Written problem: Check each line of the entries below for the string "Trade"; copy every line where it appears.

________________________

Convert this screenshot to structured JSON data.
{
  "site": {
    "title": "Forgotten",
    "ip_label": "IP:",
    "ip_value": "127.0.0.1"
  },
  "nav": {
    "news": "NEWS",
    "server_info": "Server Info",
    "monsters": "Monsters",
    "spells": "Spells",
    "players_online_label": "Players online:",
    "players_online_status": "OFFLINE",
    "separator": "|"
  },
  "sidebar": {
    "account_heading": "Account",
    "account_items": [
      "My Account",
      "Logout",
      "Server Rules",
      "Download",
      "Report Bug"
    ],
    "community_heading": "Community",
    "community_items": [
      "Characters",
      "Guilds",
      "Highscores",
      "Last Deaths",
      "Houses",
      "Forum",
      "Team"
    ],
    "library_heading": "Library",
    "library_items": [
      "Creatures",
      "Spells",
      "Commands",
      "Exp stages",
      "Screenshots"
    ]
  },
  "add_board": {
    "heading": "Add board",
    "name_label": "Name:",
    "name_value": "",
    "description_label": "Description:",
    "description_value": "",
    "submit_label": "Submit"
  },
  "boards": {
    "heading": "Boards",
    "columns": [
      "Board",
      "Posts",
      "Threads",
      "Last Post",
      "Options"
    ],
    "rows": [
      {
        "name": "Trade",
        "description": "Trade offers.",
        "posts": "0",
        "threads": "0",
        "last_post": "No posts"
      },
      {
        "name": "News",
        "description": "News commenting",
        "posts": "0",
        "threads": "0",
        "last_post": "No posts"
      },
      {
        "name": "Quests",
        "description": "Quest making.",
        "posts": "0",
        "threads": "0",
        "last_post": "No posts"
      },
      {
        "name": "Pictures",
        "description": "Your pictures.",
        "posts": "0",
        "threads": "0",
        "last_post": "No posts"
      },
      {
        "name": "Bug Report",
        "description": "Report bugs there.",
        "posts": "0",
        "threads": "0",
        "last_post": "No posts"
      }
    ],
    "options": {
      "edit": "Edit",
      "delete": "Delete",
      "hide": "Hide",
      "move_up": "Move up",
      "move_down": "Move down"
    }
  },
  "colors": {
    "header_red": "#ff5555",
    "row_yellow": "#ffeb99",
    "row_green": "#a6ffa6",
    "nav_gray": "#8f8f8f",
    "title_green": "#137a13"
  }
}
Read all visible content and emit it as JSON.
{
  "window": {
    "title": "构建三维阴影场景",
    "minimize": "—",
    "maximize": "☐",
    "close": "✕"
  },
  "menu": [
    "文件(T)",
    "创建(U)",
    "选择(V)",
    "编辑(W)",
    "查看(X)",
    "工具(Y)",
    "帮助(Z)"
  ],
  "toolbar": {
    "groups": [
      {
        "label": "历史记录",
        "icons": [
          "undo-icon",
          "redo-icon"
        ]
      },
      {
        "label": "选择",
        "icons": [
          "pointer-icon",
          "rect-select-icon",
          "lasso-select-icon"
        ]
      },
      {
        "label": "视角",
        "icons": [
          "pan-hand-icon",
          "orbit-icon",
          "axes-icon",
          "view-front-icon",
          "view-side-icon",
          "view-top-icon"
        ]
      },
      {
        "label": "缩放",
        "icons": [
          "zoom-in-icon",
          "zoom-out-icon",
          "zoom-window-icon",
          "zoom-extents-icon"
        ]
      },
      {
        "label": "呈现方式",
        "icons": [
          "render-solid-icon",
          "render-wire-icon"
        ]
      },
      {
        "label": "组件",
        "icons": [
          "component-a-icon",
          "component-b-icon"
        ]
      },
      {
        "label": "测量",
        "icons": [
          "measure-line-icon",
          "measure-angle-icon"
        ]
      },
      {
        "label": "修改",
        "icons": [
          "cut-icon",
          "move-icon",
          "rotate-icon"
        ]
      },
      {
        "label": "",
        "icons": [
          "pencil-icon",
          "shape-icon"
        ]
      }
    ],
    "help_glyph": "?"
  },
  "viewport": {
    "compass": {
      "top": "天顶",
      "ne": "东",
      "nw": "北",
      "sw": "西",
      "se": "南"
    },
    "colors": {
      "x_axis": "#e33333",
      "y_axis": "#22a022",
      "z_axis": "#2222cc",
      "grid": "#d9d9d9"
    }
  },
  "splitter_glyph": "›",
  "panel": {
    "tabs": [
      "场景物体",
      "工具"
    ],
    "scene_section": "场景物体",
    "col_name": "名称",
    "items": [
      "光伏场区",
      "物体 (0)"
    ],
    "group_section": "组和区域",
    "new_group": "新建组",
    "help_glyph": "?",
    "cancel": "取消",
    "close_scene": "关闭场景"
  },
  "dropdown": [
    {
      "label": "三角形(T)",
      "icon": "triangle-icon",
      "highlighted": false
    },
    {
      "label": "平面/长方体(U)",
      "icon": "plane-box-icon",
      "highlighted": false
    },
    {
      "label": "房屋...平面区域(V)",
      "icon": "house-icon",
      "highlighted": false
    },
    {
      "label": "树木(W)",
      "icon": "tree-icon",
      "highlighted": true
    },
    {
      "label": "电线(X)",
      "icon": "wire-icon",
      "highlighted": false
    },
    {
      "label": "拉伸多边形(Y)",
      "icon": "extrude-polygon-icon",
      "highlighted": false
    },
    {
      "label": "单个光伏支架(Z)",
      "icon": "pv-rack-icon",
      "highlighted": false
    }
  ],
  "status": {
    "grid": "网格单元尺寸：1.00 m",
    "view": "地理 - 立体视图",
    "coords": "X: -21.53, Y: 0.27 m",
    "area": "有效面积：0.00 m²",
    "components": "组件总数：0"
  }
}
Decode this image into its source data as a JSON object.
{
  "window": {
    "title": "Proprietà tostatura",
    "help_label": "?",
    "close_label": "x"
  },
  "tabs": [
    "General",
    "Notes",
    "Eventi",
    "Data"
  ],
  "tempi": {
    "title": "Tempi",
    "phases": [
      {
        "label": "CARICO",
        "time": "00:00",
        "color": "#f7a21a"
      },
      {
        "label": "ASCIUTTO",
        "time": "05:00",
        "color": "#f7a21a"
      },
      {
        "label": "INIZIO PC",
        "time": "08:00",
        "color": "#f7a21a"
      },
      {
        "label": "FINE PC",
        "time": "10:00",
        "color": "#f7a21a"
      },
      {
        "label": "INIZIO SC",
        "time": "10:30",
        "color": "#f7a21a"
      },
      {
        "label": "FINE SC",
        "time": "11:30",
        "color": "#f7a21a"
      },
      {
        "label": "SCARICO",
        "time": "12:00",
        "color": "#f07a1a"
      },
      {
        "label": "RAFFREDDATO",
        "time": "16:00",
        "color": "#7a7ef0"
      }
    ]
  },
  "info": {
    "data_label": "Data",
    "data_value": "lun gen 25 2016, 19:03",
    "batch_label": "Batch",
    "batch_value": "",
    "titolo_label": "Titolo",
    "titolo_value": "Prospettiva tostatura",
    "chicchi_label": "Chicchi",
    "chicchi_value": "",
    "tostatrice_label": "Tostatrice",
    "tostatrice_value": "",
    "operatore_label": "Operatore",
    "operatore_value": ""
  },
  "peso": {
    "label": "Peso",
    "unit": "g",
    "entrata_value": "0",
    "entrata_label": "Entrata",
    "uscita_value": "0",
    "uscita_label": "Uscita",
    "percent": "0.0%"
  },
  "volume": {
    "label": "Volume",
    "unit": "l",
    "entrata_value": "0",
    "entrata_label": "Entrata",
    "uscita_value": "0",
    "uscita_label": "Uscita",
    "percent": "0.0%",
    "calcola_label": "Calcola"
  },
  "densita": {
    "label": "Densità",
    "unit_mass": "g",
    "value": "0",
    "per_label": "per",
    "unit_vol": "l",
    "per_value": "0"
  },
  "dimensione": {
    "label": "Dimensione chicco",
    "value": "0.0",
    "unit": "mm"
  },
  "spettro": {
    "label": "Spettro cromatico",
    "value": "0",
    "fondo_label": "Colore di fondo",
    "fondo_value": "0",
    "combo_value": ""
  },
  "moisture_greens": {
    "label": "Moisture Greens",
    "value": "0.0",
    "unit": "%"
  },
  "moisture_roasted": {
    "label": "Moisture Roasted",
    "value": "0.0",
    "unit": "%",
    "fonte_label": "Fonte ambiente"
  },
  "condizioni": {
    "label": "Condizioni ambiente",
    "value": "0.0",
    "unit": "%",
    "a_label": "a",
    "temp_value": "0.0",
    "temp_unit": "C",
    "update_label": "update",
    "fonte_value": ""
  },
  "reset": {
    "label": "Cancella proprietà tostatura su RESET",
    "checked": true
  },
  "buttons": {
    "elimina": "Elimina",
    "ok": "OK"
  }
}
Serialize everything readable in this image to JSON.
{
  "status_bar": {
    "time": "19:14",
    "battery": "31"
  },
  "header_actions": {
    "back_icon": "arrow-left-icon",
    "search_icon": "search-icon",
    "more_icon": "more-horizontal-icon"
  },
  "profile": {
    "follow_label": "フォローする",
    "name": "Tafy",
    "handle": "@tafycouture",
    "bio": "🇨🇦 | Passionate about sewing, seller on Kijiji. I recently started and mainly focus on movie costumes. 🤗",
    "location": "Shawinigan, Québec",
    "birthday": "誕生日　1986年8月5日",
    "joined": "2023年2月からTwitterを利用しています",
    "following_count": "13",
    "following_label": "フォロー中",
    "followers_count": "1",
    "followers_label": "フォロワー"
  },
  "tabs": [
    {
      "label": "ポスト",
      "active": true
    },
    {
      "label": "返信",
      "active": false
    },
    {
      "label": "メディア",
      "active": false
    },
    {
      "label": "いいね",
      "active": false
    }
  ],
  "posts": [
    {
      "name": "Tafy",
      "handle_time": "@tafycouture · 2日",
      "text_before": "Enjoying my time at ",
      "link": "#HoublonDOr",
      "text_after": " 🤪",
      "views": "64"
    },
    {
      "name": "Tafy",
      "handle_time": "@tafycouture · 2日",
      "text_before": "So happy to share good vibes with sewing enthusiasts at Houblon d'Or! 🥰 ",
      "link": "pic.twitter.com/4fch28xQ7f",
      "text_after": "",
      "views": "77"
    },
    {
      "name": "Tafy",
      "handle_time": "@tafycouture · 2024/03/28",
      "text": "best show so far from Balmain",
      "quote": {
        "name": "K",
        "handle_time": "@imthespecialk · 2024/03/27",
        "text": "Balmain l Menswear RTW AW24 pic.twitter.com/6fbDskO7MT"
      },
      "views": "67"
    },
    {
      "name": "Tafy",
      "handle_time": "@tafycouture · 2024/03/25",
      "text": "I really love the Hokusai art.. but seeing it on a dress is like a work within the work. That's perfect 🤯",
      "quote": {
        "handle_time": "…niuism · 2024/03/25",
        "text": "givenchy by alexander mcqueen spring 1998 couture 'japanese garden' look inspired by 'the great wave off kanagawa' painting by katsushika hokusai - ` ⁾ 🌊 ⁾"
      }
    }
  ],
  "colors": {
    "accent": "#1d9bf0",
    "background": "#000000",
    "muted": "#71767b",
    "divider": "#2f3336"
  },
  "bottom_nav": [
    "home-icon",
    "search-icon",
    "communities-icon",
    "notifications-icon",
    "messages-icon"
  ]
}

________________________

Completed exercise:
        "name": "Trade",
        "description": "Trade offers.",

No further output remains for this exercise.